== REQUEST ==
Return every line below in which "产品名称" appears.

== SOURCE DATA ==
______________________________
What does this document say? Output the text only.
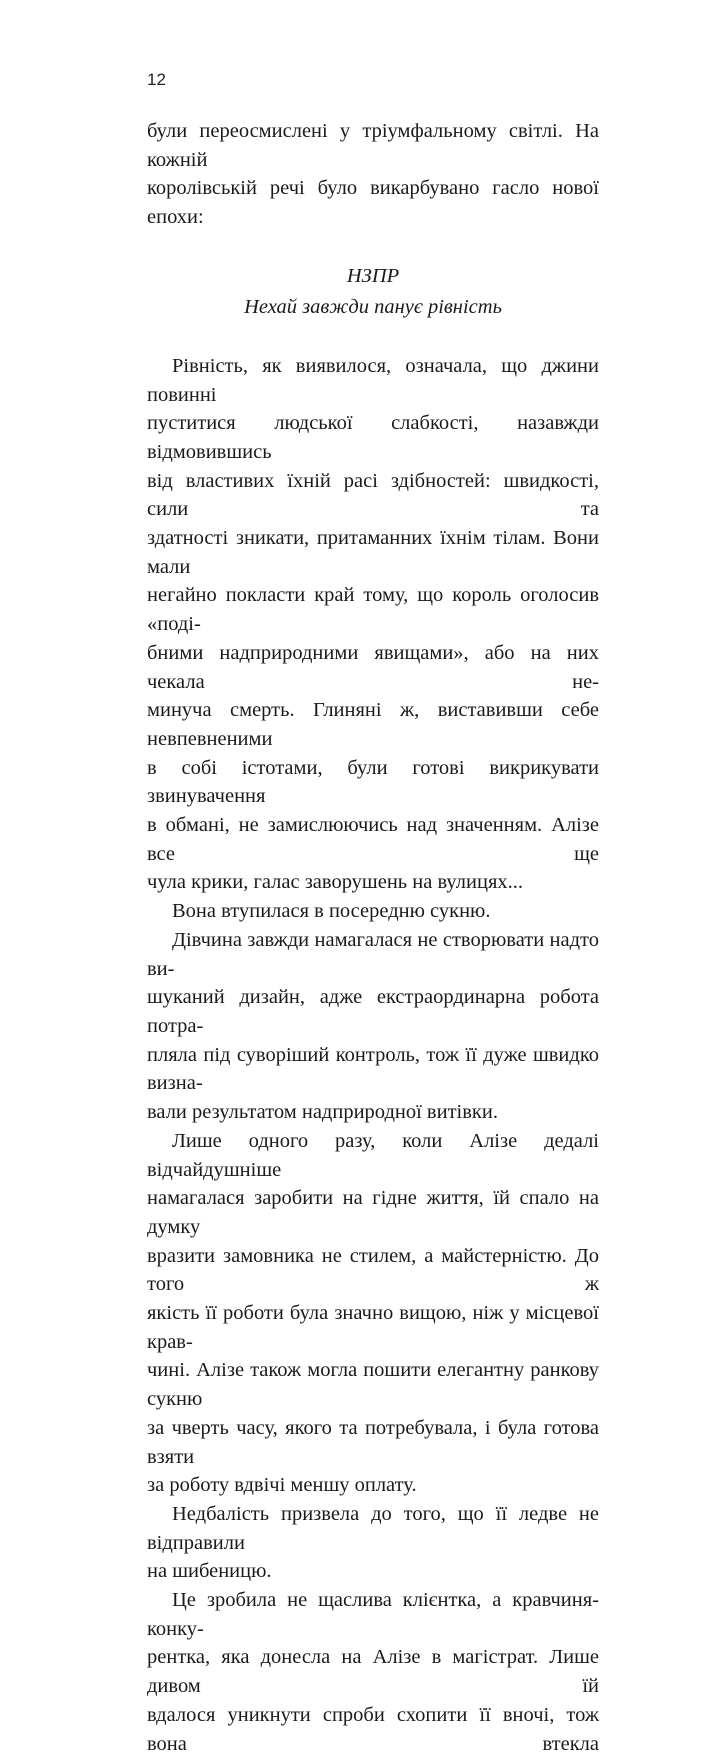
12

були переосмислені у тріумфальному світлі. На кожній

королівській речі було викарбувано гасло нової епохи:

НЗПР
Нехай завжди панує рівність

Рівність, як виявилося, означала, що джини повинні

пуститися людської слабкості, назавжди відмовившись

від властивих їхній расі здібностей: швидкості, сили та

здатності зникати, притаманних їхнім тілам. Вони мали

негайно покласти край тому, що король оголосив «поді-

бними надприродними явищами», або на них чекала не-

минуча смерть. Глиняні ж, виставивши себе невпевненими

в собі істотами, були готові викрикувати звинувачення

в обмані, не замислюючись над значенням. Алізе все ще

чула крики, галас заворушень на вулицях...

Вона втупилася в посередню сукню.

Дівчина завжди намагалася не створювати надто ви-

шуканий дизайн, адже екстраординарна робота потра-

пляла під суворіший контроль, тож її дуже швидко визна-

вали результатом надприродної витівки.

Лише одного разу, коли Алізе дедалі відчайдушніше

намагалася заробити на гідне життя, їй спало на думку

вразити замовника не стилем, а майстерністю. До того ж

якість її роботи була значно вищою, ніж у місцевої крав-

чині. Алізе також могла пошити елегантну ранкову сукню

за чверть часу, якого та потребувала, і була готова взяти

за роботу вдвічі меншу оплату.

Недбалість призвела до того, що її ледве не відправили

на шибеницю.

Це зробила не щаслива клієнтка, а кравчиня-конку-

рентка, яка донесла на Алізе в магістрат. Лише дивом їй

вдалося уникнути спроби схопити її вночі, тож вона втекла
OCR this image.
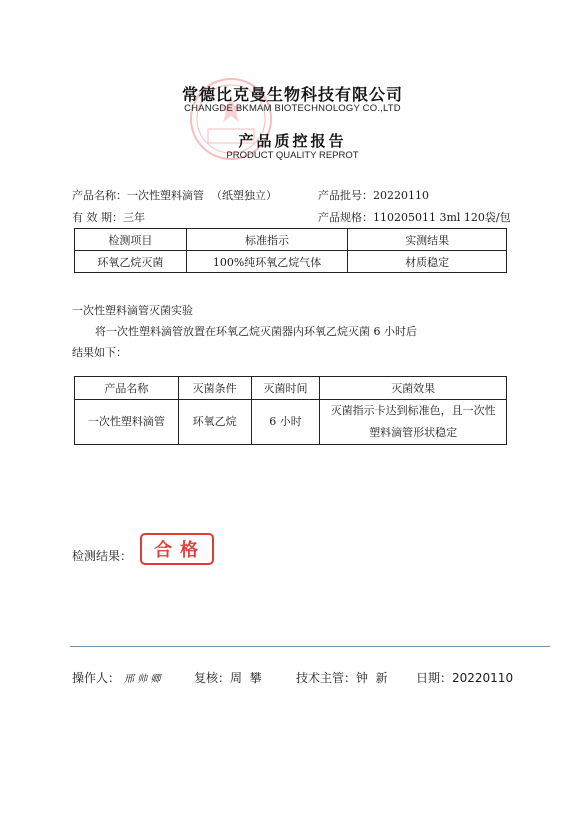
常德比克曼生物科技有限公司
CHANGDE BKMAM BIOTECHNOLOGY CO.,LTD
产品质控报告
PRODUCT QUALITY REPROT
产品名称：一次性塑料滴管  （纸塑独立）	产品批号：20220110
有 效 期：三年	产品规格：110205011 3ml 120袋/包
检测项目	标准指示	实测结果
环氧乙烷灭菌	100%纯环氧乙烷气体	材质稳定
一次性塑料滴管灭菌实验
将一次性塑料滴管放置在环氧乙烷灭菌器内环氧乙烷灭菌 6 小时后
结果如下：
产品名称	灭菌条件	灭菌时间	灭菌效果
一次性塑料滴管	环氧乙烷	6 小时	灭菌指示卡达到标准色，且一次性塑料滴管形状稳定
检测结果：	合格
操作人： 邢 帅 卿	复核：周  攀	技术主管：钟  新 日期：20220110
______________________________
== RESULT OF THIS TASK ==
产品名称：一次性塑料滴管  （纸塑独立）	产品批号：20220110
产品名称	灭菌条件	灭菌时间	灭菌效果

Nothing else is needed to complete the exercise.